=== Task to complete ===
Draw out every line with the word "strefy" from the listing below.

=== Extracted information ===
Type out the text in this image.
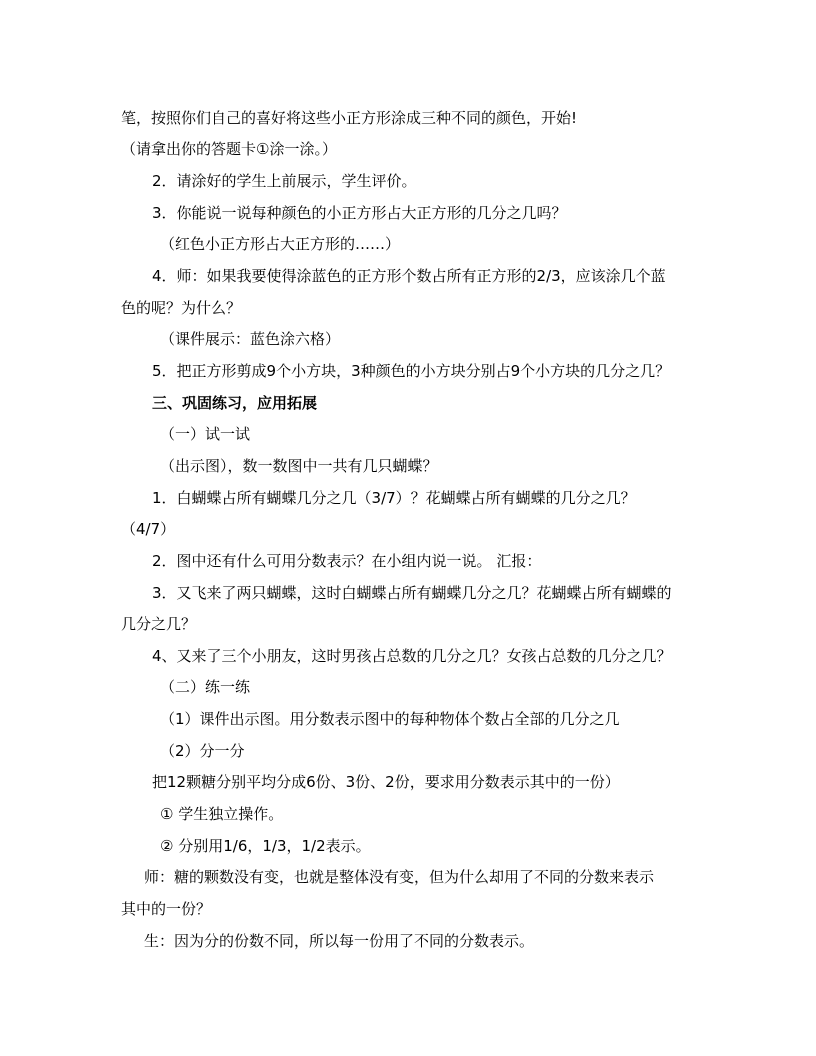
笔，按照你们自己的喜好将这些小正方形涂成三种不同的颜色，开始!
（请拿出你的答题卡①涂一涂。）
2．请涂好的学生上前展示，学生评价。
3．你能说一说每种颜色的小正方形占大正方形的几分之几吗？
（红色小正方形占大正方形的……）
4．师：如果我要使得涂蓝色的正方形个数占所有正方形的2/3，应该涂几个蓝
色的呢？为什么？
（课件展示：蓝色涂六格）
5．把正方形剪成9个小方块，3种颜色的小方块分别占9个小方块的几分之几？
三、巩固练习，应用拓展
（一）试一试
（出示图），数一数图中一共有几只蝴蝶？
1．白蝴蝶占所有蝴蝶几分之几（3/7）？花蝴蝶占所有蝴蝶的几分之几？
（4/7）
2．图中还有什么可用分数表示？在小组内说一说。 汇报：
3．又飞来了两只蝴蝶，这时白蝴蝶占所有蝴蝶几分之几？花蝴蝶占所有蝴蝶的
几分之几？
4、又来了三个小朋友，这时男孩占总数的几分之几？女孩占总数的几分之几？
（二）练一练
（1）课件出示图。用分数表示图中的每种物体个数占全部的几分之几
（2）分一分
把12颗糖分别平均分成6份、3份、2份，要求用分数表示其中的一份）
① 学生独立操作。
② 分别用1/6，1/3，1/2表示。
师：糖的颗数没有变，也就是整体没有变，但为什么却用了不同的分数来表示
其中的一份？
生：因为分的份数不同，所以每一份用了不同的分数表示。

--

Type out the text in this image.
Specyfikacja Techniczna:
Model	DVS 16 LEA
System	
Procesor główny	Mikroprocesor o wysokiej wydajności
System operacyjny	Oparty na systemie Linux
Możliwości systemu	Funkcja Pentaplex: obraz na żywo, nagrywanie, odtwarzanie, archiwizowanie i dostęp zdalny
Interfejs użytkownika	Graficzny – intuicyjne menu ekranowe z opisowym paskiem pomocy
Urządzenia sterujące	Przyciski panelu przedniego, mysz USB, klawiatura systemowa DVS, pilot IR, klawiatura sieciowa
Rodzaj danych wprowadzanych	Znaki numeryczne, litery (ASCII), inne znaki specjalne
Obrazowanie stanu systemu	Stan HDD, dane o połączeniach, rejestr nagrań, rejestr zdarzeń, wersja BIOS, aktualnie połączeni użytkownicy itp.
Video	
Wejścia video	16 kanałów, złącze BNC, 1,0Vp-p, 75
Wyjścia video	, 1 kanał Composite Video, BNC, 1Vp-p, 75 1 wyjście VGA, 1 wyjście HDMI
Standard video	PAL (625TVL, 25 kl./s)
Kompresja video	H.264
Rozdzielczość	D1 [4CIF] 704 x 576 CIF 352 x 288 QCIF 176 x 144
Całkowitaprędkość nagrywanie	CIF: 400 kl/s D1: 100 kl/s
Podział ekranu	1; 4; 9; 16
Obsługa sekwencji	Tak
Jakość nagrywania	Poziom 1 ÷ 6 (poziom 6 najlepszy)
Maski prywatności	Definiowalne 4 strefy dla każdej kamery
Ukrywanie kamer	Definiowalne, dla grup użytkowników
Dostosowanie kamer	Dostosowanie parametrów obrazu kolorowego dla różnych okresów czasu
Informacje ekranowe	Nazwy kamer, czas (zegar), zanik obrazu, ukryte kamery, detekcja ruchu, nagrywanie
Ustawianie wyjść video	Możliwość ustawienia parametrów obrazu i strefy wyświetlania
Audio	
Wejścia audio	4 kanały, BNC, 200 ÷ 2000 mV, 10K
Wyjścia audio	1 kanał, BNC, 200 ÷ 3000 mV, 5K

=== Problem solution ===
Maski prywatności	Definiowalne 4 strefy dla każdej kamery
Ustawianie wyjść video	Możliwość ustawienia parametrów obrazu i strefy wyświetlania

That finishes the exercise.